» **WHAT TO DO**: Read through the records below and copy each line that uses the word "this".

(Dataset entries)
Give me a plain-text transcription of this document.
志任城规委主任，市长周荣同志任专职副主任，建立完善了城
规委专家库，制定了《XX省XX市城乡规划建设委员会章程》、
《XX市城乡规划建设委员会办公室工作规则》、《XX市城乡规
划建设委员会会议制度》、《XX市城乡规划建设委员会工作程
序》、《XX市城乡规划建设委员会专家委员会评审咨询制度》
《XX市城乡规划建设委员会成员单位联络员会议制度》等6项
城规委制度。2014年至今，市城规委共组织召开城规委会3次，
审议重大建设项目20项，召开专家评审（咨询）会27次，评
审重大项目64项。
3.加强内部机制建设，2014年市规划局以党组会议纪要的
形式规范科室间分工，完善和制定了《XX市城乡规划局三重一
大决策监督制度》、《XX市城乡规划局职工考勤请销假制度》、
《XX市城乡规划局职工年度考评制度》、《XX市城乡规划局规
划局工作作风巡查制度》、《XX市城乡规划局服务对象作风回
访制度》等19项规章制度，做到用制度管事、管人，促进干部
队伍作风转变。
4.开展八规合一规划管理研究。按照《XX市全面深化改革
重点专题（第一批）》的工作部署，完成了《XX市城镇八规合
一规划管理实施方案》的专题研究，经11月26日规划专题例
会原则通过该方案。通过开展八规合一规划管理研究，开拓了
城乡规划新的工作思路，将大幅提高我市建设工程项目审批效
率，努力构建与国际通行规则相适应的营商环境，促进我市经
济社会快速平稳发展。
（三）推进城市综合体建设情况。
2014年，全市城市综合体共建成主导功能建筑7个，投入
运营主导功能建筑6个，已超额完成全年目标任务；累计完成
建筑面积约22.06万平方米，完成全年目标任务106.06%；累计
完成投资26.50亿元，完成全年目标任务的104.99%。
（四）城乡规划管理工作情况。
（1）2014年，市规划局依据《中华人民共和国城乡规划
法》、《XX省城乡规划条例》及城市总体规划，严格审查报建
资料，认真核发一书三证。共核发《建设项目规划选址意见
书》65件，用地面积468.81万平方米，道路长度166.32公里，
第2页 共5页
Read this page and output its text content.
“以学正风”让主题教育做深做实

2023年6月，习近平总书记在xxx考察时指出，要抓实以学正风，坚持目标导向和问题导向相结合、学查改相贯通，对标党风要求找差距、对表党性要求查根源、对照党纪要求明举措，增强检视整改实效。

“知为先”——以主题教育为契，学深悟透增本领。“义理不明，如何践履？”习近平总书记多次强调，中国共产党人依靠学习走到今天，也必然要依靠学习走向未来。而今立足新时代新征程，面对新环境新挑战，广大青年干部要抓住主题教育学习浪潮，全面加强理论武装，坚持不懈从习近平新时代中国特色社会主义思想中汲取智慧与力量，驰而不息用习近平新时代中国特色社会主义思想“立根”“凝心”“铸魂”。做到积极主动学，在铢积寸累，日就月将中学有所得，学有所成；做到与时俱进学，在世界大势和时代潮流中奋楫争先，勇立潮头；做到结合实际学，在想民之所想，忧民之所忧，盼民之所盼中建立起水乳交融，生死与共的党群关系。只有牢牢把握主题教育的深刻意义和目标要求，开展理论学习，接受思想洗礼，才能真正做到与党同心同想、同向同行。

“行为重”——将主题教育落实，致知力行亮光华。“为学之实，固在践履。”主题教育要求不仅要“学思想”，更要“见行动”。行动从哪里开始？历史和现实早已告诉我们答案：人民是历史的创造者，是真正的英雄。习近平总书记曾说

» **ANSWER TO THE EXERCISE**:
Give me a plain-text transcription of this document.
Read this page and output its text content.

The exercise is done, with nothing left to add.